-- EXERCISE PROMPT --
Count every line where "ThiagoDDJ" shows up, and give that number only.

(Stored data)

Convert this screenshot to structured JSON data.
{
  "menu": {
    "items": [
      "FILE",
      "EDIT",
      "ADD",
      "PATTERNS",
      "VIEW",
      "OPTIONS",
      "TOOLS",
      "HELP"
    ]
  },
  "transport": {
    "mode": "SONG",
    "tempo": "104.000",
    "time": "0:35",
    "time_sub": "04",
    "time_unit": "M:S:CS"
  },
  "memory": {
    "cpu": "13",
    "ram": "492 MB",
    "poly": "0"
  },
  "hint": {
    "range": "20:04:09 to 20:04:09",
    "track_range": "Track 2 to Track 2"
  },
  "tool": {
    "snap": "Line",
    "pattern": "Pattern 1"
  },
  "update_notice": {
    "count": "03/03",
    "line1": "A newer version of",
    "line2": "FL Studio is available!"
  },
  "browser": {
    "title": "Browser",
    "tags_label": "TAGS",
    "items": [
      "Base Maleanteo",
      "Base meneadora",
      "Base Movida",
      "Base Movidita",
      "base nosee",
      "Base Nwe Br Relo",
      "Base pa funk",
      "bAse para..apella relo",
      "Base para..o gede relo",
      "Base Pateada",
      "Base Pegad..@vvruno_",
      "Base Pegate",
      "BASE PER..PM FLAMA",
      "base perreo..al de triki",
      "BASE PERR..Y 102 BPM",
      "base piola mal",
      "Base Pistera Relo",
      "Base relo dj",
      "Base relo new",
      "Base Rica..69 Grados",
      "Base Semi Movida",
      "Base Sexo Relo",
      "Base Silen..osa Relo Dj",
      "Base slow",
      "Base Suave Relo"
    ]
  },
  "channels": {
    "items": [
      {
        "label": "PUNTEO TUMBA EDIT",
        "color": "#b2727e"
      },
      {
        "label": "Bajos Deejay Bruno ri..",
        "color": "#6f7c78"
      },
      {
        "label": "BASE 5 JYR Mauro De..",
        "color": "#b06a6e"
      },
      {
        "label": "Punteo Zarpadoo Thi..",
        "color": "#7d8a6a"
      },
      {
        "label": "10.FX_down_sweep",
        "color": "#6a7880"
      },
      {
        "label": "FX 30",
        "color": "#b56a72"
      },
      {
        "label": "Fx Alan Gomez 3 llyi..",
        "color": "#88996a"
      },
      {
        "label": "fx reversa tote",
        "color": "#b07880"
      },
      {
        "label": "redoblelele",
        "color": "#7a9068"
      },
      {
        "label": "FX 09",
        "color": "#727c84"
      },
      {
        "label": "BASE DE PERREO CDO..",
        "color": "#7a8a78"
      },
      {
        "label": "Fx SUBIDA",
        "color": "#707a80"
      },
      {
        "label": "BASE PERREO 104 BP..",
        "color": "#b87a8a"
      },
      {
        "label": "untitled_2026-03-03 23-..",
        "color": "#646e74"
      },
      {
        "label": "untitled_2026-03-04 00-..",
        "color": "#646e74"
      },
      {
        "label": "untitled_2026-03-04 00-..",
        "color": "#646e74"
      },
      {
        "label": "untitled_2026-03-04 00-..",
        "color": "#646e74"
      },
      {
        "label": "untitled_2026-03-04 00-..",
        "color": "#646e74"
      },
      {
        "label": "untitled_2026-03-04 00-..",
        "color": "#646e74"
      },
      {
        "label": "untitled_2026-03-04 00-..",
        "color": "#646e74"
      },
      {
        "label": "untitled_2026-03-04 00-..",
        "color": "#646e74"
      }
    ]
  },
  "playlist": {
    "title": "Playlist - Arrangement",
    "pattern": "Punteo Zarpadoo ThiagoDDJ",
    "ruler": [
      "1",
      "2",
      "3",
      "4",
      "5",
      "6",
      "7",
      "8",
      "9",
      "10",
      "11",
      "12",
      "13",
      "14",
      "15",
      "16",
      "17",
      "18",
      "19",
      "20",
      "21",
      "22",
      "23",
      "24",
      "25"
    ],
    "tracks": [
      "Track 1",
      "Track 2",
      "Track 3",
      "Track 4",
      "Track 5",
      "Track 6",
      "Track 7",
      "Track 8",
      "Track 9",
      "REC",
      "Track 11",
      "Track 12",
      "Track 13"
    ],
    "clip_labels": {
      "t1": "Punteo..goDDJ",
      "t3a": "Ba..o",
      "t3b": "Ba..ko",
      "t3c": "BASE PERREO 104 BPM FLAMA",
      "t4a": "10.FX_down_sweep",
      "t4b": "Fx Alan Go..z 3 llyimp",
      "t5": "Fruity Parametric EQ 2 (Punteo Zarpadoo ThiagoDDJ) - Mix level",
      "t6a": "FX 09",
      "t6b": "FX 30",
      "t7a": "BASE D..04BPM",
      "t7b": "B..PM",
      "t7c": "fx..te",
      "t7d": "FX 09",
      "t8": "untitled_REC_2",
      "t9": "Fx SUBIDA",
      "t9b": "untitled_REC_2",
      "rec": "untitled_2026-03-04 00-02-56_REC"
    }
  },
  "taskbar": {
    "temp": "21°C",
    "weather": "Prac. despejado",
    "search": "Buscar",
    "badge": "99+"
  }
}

-- TASK OUTPUT --
2